EXERCISE DESCRIPTION: Please print all of the material below, word for word.

★ ★ ★ ★ ★

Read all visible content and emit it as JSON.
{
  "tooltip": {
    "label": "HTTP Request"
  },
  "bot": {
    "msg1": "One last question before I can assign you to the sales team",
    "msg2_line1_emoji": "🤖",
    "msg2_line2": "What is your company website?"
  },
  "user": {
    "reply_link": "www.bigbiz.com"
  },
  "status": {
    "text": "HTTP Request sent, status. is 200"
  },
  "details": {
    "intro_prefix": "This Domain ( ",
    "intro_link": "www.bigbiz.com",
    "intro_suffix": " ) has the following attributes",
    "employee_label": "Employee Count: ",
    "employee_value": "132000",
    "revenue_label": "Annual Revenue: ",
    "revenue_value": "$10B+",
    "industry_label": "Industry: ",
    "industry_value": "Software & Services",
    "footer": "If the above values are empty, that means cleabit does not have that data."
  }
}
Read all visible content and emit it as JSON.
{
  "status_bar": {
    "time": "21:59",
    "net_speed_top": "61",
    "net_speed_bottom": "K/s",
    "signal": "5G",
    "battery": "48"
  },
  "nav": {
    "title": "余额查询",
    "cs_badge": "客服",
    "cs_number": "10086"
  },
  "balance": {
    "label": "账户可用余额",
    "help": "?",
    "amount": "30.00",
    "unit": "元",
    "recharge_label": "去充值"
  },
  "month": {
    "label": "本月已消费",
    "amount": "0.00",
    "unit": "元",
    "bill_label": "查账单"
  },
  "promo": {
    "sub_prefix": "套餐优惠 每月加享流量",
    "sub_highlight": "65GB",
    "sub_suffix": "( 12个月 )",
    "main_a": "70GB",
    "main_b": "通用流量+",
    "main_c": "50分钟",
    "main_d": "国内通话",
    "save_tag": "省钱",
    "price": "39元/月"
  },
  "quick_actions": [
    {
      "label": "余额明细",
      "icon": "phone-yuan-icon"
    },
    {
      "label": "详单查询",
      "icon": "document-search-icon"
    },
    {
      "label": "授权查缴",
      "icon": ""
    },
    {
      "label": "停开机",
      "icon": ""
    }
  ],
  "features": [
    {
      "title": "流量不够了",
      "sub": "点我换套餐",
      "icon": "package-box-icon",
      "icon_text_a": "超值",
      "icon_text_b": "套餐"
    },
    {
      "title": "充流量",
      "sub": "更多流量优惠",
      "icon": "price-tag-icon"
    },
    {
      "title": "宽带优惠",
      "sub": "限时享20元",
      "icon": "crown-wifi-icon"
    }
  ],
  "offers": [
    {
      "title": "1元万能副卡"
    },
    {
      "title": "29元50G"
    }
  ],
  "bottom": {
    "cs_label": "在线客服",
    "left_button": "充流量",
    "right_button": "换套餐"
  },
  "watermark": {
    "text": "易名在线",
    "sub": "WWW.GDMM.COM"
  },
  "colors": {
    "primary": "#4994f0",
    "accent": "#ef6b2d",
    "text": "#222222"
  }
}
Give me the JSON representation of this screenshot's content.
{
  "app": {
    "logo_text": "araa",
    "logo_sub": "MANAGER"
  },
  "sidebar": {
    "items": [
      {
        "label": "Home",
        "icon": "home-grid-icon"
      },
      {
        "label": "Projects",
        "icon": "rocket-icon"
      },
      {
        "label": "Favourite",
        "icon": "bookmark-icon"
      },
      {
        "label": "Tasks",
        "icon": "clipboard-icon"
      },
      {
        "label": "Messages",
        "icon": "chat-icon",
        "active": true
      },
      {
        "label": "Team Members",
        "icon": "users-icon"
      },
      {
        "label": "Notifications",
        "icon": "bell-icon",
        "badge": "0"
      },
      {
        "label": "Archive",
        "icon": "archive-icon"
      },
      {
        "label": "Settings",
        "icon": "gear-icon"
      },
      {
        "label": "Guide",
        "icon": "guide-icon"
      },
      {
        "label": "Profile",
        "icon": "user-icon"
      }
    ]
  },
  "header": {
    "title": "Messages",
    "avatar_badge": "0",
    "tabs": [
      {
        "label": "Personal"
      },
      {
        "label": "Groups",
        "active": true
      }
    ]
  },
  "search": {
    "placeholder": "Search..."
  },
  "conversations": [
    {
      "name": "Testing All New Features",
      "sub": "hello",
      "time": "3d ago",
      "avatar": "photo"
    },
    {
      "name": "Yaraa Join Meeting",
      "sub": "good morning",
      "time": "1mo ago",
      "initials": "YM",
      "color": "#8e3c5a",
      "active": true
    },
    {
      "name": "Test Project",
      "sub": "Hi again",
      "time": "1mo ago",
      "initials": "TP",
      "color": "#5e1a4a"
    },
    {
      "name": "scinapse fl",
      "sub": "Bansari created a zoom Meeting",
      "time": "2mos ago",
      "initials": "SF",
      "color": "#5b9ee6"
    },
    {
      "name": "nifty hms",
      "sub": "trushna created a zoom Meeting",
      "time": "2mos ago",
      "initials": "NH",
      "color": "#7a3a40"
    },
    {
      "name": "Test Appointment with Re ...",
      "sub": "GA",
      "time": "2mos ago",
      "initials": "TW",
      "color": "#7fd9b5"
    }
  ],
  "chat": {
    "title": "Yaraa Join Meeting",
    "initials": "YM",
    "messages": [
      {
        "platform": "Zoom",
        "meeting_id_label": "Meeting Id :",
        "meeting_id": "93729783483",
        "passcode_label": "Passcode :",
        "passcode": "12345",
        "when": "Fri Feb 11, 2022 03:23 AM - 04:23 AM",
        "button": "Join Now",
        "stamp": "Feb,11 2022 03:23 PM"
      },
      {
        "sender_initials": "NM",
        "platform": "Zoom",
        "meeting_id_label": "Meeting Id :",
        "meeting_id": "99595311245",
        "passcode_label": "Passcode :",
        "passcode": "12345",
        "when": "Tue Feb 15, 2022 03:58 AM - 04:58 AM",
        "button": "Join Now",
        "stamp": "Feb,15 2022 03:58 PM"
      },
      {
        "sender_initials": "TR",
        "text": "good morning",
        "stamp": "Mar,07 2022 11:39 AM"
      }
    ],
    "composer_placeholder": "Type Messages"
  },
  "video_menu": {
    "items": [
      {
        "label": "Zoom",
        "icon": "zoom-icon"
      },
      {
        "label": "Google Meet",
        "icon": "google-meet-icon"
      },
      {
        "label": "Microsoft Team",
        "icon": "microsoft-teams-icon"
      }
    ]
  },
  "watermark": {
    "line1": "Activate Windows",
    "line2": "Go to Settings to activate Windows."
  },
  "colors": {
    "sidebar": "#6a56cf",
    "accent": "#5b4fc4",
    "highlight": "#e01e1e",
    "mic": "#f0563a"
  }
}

★ ★ ★ ★ ★

WRITTEN RESPONSE:
Read all visible content and emit it as JSON.
{
  "tooltip": {
    "label": "HTTP Request"
  },
  "bot": {
    "msg1": "One last question before I can assign you to the sales team",
    "msg2_line1_emoji": "🤖",
    "msg2_line2": "What is your company website?"
  },
  "user": {
    "reply_link": "www.bigbiz.com"
  },
  "status": {
    "text": "HTTP Request sent, status. is 200"
  },
  "details": {
    "intro_prefix": "This Domain ( ",
    "intro_link": "www.bigbiz.com",
    "intro_suffix": " ) has the following attributes",
    "employee_label": "Employee Count: ",
    "employee_value": "132000",
    "revenue_label": "Annual Revenue: ",
    "revenue_value": "$10B+",
    "industry_label": "Industry: ",
    "industry_value": "Software & Services",
    "footer": "If the above values are empty, that means cleabit does not have that data."
  }
}
Read all visible content and emit it as JSON.
{
  "status_bar": {
    "time": "21:59",
    "net_speed_top": "61",
    "net_speed_bottom": "K/s",
    "signal": "5G",
    "battery": "48"
  },
  "nav": {
    "title": "余额查询",
    "cs_badge": "客服",
    "cs_number": "10086"
  },
  "balance": {
    "label": "账户可用余额",
    "help": "?",
    "amount": "30.00",
    "unit": "元",
    "recharge_label": "去充值"
  },
  "month": {
    "label": "本月已消费",
    "amount": "0.00",
    "unit": "元",
    "bill_label": "查账单"
  },
  "promo": {
    "sub_prefix": "套餐优惠 每月加享流量",
    "sub_highlight": "65GB",
    "sub_suffix": "( 12个月 )",
    "main_a": "70GB",
    "main_b": "通用流量+",
    "main_c": "50分钟",
    "main_d": "国内通话",
    "save_tag": "省钱",
    "price": "39元/月"
  },
  "quick_actions": [
    {
      "label": "余额明细",
      "icon": "phone-yuan-icon"
    },
    {
      "label": "详单查询",
      "icon": "document-search-icon"
    },
    {
      "label": "授权查缴",
      "icon": ""
    },
    {
      "label": "停开机",
      "icon": ""
    }
  ],
  "features": [
    {
      "title": "流量不够了",
      "sub": "点我换套餐",
      "icon": "package-box-icon",
      "icon_text_a": "超值",
      "icon_text_b": "套餐"
    },
    {
      "title": "充流量",
      "sub": "更多流量优惠",
      "icon": "price-tag-icon"
    },
    {
      "title": "宽带优惠",
      "sub": "限时享20元",
      "icon": "crown-wifi-icon"
    }
  ],
  "offers": [
    {
      "title": "1元万能副卡"
    },
    {
      "title": "29元50G"
    }
  ],
  "bottom": {
    "cs_label": "在线客服",
    "left_button": "充流量",
    "right_button": "换套餐"
  },
  "watermark": {
    "text": "易名在线",
    "sub": "WWW.GDMM.COM"
  },
  "colors": {
    "primary": "#4994f0",
    "accent": "#ef6b2d",
    "text": "#222222"
  }
}
Give me the JSON representation of this screenshot's content.
{
  "app": {
    "logo_text": "araa",
    "logo_sub": "MANAGER"
  },
  "sidebar": {
    "items": [
      {
        "label": "Home",
        "icon": "home-grid-icon"
      },
      {
        "label": "Projects",
        "icon": "rocket-icon"
      },
      {
        "label": "Favourite",
        "icon": "bookmark-icon"
      },
      {
        "label": "Tasks",
        "icon": "clipboard-icon"
      },
      {
        "label": "Messages",
        "icon": "chat-icon",
        "active": true
      },
      {
        "label": "Team Members",
        "icon": "users-icon"
      },
      {
        "label": "Notifications",
        "icon": "bell-icon",
        "badge": "0"
      },
      {
        "label": "Archive",
        "icon": "archive-icon"
      },
      {
        "label": "Settings",
        "icon": "gear-icon"
      },
      {
        "label": "Guide",
        "icon": "guide-icon"
      },
      {
        "label": "Profile",
        "icon": "user-icon"
      }
    ]
  },
  "header": {
    "title": "Messages",
    "avatar_badge": "0",
    "tabs": [
      {
        "label": "Personal"
      },
      {
        "label": "Groups",
        "active": true
      }
    ]
  },
  "search": {
    "placeholder": "Search..."
  },
  "conversations": [
    {
      "name": "Testing All New Features",
      "sub": "hello",
      "time": "3d ago",
      "avatar": "photo"
    },
    {
      "name": "Yaraa Join Meeting",
      "sub": "good morning",
      "time": "1mo ago",
      "initials": "YM",
      "color": "#8e3c5a",
      "active": true
    },
    {
      "name": "Test Project",
      "sub": "Hi again",
      "time": "1mo ago",
      "initials": "TP",
      "color": "#5e1a4a"
    },
    {
      "name": "scinapse fl",
      "sub": "Bansari created a zoom Meeting",
      "time": "2mos ago",
      "initials": "SF",
      "color": "#5b9ee6"
    },
    {
      "name": "nifty hms",
      "sub": "trushna created a zoom Meeting",
      "time": "2mos ago",
      "initials": "NH",
      "color": "#7a3a40"
    },
    {
      "name": "Test Appointment with Re ...",
      "sub": "GA",
      "time": "2mos ago",
      "initials": "TW",
      "color": "#7fd9b5"
    }
  ],
  "chat": {
    "title": "Yaraa Join Meeting",
    "initials": "YM",
    "messages": [
      {
        "platform": "Zoom",
        "meeting_id_label": "Meeting Id :",
        "meeting_id": "93729783483",
        "passcode_label": "Passcode :",
        "passcode": "12345",
        "when": "Fri Feb 11, 2022 03:23 AM - 04:23 AM",
        "button": "Join Now",
        "stamp": "Feb,11 2022 03:23 PM"
      },
      {
        "sender_initials": "NM",
        "platform": "Zoom",
        "meeting_id_label": "Meeting Id :",
        "meeting_id": "99595311245",
        "passcode_label": "Passcode :",
        "passcode": "12345",
        "when": "Tue Feb 15, 2022 03:58 AM - 04:58 AM",
        "button": "Join Now",
        "stamp": "Feb,15 2022 03:58 PM"
      },
      {
        "sender_initials": "TR",
        "text": "good morning",
        "stamp": "Mar,07 2022 11:39 AM"
      }
    ],
    "composer_placeholder": "Type Messages"
  },
  "video_menu": {
    "items": [
      {
        "label": "Zoom",
        "icon": "zoom-icon"
      },
      {
        "label": "Google Meet",
        "icon": "google-meet-icon"
      },
      {
        "label": "Microsoft Team",
        "icon": "microsoft-teams-icon"
      }
    ]
  },
  "watermark": {
    "line1": "Activate Windows",
    "line2": "Go to Settings to activate Windows."
  },
  "colors": {
    "sidebar": "#6a56cf",
    "accent": "#5b4fc4",
    "highlight": "#e01e1e",
    "mic": "#f0563a"
  }
}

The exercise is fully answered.